BEGIN RECORDED INFORMATION

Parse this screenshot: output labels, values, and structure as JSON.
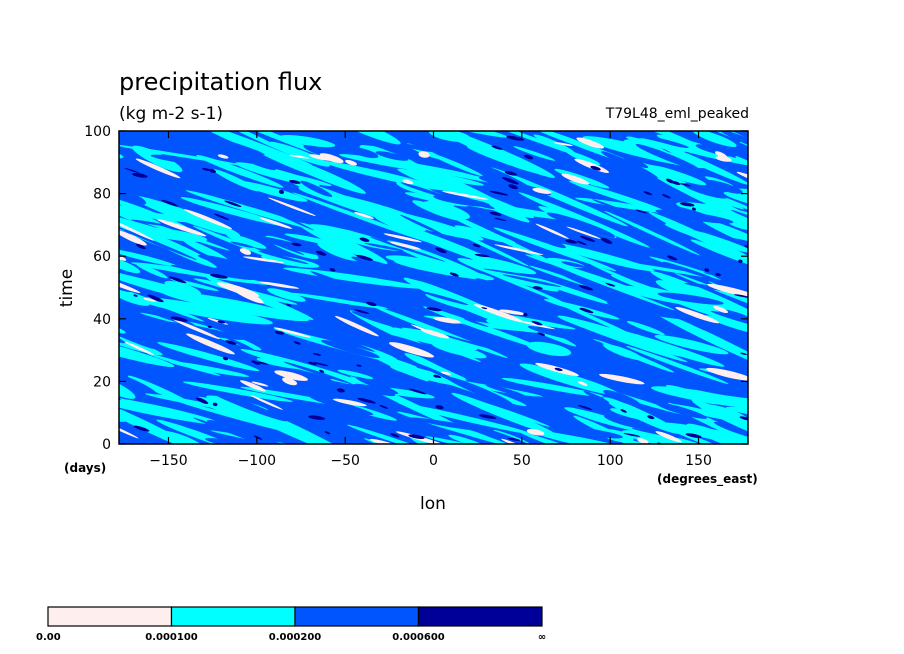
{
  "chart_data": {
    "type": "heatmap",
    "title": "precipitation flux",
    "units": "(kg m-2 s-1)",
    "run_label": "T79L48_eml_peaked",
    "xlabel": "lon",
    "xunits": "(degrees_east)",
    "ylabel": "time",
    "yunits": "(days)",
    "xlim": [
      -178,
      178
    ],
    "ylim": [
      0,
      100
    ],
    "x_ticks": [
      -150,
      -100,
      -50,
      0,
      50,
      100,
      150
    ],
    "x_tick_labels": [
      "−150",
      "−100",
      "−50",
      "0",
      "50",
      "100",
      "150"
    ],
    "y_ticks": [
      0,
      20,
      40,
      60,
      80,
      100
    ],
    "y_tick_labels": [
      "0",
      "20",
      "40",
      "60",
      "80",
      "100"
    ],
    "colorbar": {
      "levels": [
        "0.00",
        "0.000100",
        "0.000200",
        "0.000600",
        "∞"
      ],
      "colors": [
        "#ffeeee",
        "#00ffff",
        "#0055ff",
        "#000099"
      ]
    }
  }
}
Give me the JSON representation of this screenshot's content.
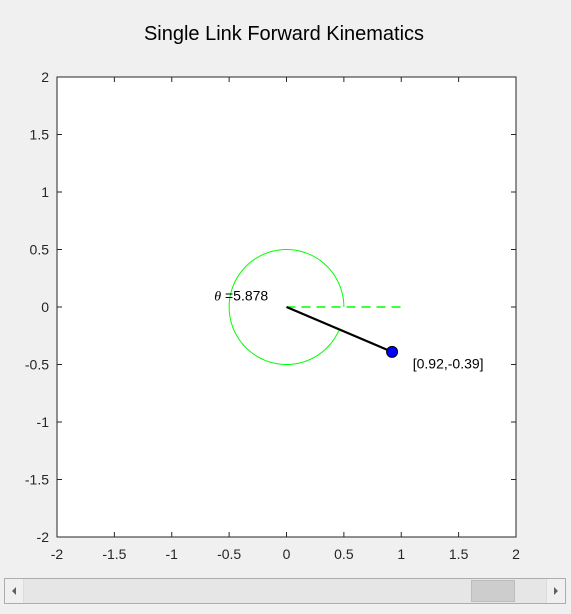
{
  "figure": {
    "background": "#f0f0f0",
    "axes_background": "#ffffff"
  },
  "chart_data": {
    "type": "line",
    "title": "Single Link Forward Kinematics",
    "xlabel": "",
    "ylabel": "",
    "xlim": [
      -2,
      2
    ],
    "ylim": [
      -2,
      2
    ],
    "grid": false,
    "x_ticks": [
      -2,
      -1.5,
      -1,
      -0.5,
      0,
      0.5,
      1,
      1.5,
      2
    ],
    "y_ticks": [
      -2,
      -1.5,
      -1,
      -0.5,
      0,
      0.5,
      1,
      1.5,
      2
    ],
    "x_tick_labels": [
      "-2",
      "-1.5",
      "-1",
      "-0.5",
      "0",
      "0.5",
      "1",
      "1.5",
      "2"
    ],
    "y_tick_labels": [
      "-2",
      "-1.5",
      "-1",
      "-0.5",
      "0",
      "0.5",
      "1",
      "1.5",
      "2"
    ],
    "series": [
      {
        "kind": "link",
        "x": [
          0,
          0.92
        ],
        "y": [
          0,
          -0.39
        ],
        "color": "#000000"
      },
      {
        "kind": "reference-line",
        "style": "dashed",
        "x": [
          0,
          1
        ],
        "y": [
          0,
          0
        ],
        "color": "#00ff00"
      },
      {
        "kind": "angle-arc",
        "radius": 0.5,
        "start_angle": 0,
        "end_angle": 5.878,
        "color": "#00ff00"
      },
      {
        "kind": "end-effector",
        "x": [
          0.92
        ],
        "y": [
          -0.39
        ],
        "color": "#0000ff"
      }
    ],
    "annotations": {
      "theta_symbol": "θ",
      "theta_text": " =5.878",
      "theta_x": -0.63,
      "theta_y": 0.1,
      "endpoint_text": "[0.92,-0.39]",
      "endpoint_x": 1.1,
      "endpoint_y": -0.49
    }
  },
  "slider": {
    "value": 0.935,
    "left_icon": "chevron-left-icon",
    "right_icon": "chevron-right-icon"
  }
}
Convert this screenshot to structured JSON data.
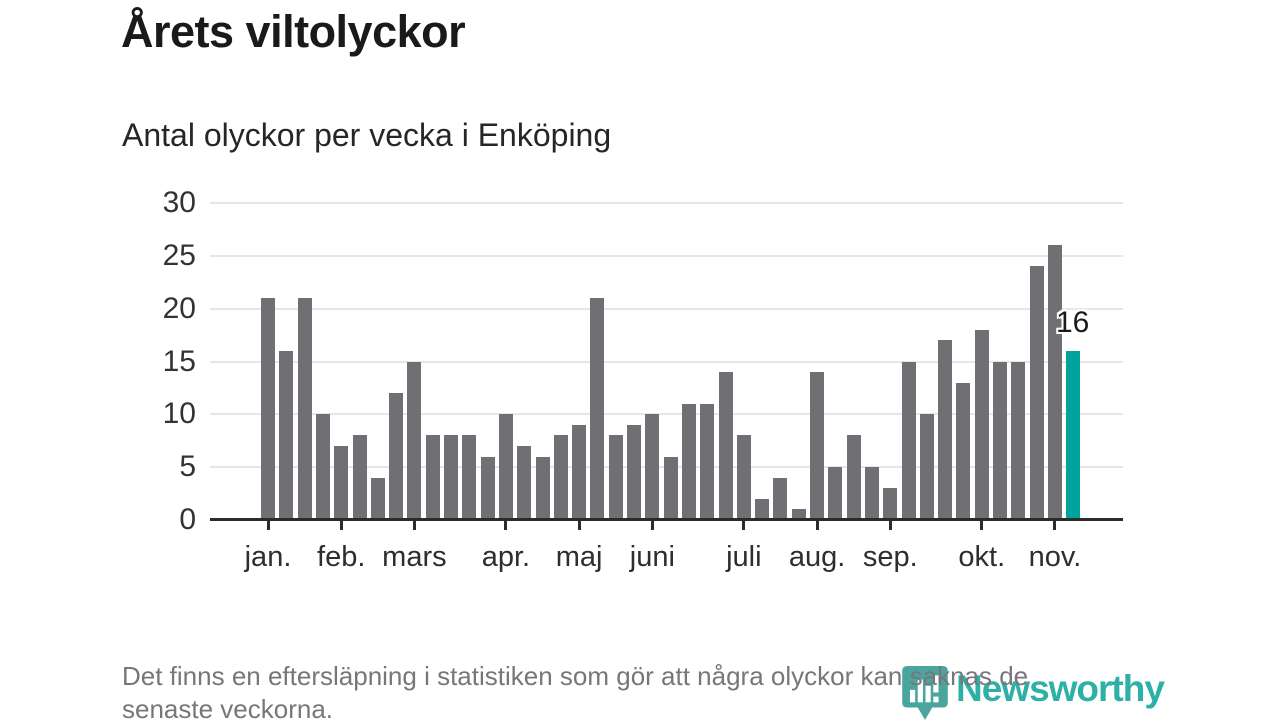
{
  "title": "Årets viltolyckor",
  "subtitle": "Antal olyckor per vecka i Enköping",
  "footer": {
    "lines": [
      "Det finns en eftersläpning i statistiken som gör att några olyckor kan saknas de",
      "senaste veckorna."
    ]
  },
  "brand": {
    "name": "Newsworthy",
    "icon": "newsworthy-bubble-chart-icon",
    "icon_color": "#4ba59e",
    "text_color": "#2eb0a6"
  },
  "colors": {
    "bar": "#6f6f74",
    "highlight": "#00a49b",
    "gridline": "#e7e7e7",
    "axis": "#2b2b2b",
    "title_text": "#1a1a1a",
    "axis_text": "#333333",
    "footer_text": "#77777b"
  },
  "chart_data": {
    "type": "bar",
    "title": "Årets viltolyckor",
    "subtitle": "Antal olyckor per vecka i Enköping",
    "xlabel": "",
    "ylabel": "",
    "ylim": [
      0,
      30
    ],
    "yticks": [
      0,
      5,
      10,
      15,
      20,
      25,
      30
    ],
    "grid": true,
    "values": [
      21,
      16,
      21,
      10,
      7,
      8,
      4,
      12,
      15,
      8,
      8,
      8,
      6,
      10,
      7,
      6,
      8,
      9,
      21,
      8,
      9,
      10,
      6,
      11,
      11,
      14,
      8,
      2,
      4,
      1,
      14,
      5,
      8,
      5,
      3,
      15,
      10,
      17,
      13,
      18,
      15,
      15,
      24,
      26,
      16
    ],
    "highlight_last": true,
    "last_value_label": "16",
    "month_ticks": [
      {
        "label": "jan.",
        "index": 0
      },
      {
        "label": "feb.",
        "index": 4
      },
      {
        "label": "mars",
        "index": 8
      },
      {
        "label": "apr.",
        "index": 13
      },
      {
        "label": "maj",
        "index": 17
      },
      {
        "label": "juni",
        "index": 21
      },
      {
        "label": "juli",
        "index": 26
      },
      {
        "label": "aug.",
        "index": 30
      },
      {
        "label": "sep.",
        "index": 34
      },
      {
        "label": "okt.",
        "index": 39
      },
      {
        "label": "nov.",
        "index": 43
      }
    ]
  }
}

END RECORDED INFORMATION

EXERCISE BRIEF:
From the entries above, output every line exactly and omit any image.

PROBLEM SOLUTION:
Parse this screenshot: output labels, values, and structure as JSON.
{
  "chart_data": {
    "type": "heatmap",
    "title": "precipitation flux",
    "units": "(kg m-2 s-1)",
    "run_label": "T79L48_eml_peaked",
    "xlabel": "lon",
    "xunits": "(degrees_east)",
    "ylabel": "time",
    "yunits": "(days)",
    "xlim": [
      -178,
      178
    ],
    "ylim": [
      0,
      100
    ],
    "x_ticks": [
      -150,
      -100,
      -50,
      0,
      50,
      100,
      150
    ],
    "x_tick_labels": [
      "−150",
      "−100",
      "−50",
      "0",
      "50",
      "100",
      "150"
    ],
    "y_ticks": [
      0,
      20,
      40,
      60,
      80,
      100
    ],
    "y_tick_labels": [
      "0",
      "20",
      "40",
      "60",
      "80",
      "100"
    ],
    "colorbar": {
      "levels": [
        "0.00",
        "0.000100",
        "0.000200",
        "0.000600",
        "∞"
      ],
      "colors": [
        "#ffeeee",
        "#00ffff",
        "#0055ff",
        "#000099"
      ]
    }
  }
}
Give me the JSON representation of this screenshot's content.
{
  "figure": {
    "background": "#f0f0f0",
    "axes_background": "#ffffff"
  },
  "chart_data": {
    "type": "line",
    "title": "Single Link Forward Kinematics",
    "xlabel": "",
    "ylabel": "",
    "xlim": [
      -2,
      2
    ],
    "ylim": [
      -2,
      2
    ],
    "grid": false,
    "x_ticks": [
      -2,
      -1.5,
      -1,
      -0.5,
      0,
      0.5,
      1,
      1.5,
      2
    ],
    "y_ticks": [
      -2,
      -1.5,
      -1,
      -0.5,
      0,
      0.5,
      1,
      1.5,
      2
    ],
    "x_tick_labels": [
      "-2",
      "-1.5",
      "-1",
      "-0.5",
      "0",
      "0.5",
      "1",
      "1.5",
      "2"
    ],
    "y_tick_labels": [
      "-2",
      "-1.5",
      "-1",
      "-0.5",
      "0",
      "0.5",
      "1",
      "1.5",
      "2"
    ],
    "series": [
      {
        "kind": "link",
        "x": [
          0,
          0.92
        ],
        "y": [
          0,
          -0.39
        ],
        "color": "#000000"
      },
      {
        "kind": "reference-line",
        "style": "dashed",
        "x": [
          0,
          1
        ],
        "y": [
          0,
          0
        ],
        "color": "#00ff00"
      },
      {
        "kind": "angle-arc",
        "radius": 0.5,
        "start_angle": 0,
        "end_angle": 5.878,
        "color": "#00ff00"
      },
      {
        "kind": "end-effector",
        "x": [
          0.92
        ],
        "y": [
          -0.39
        ],
        "color": "#0000ff"
      }
    ],
    "annotations": {
      "theta_symbol": "θ",
      "theta_text": " =5.878",
      "theta_x": -0.63,
      "theta_y": 0.1,
      "endpoint_text": "[0.92,-0.39]",
      "endpoint_x": 1.1,
      "endpoint_y": -0.49
    }
  },
  "slider": {
    "value": 0.935,
    "left_icon": "chevron-left-icon",
    "right_icon": "chevron-right-icon"
  }
}
Convert this screenshot to structured JSON data.
{
  "title": "Årets viltolyckor",
  "subtitle": "Antal olyckor per vecka i Enköping",
  "footer": {
    "lines": [
      "Det finns en eftersläpning i statistiken som gör att några olyckor kan saknas de",
      "senaste veckorna."
    ]
  },
  "brand": {
    "name": "Newsworthy",
    "icon": "newsworthy-bubble-chart-icon",
    "icon_color": "#4ba59e",
    "text_color": "#2eb0a6"
  },
  "colors": {
    "bar": "#6f6f74",
    "highlight": "#00a49b",
    "gridline": "#e7e7e7",
    "axis": "#2b2b2b",
    "title_text": "#1a1a1a",
    "axis_text": "#333333",
    "footer_text": "#77777b"
  },
  "chart_data": {
    "type": "bar",
    "title": "Årets viltolyckor",
    "subtitle": "Antal olyckor per vecka i Enköping",
    "xlabel": "",
    "ylabel": "",
    "ylim": [
      0,
      30
    ],
    "yticks": [
      0,
      5,
      10,
      15,
      20,
      25,
      30
    ],
    "grid": true,
    "values": [
      21,
      16,
      21,
      10,
      7,
      8,
      4,
      12,
      15,
      8,
      8,
      8,
      6,
      10,
      7,
      6,
      8,
      9,
      21,
      8,
      9,
      10,
      6,
      11,
      11,
      14,
      8,
      2,
      4,
      1,
      14,
      5,
      8,
      5,
      3,
      15,
      10,
      17,
      13,
      18,
      15,
      15,
      24,
      26,
      16
    ],
    "highlight_last": true,
    "last_value_label": "16",
    "month_ticks": [
      {
        "label": "jan.",
        "index": 0
      },
      {
        "label": "feb.",
        "index": 4
      },
      {
        "label": "mars",
        "index": 8
      },
      {
        "label": "apr.",
        "index": 13
      },
      {
        "label": "maj",
        "index": 17
      },
      {
        "label": "juni",
        "index": 21
      },
      {
        "label": "juli",
        "index": 26
      },
      {
        "label": "aug.",
        "index": 30
      },
      {
        "label": "sep.",
        "index": 34
      },
      {
        "label": "okt.",
        "index": 39
      },
      {
        "label": "nov.",
        "index": 43
      }
    ]
  }
}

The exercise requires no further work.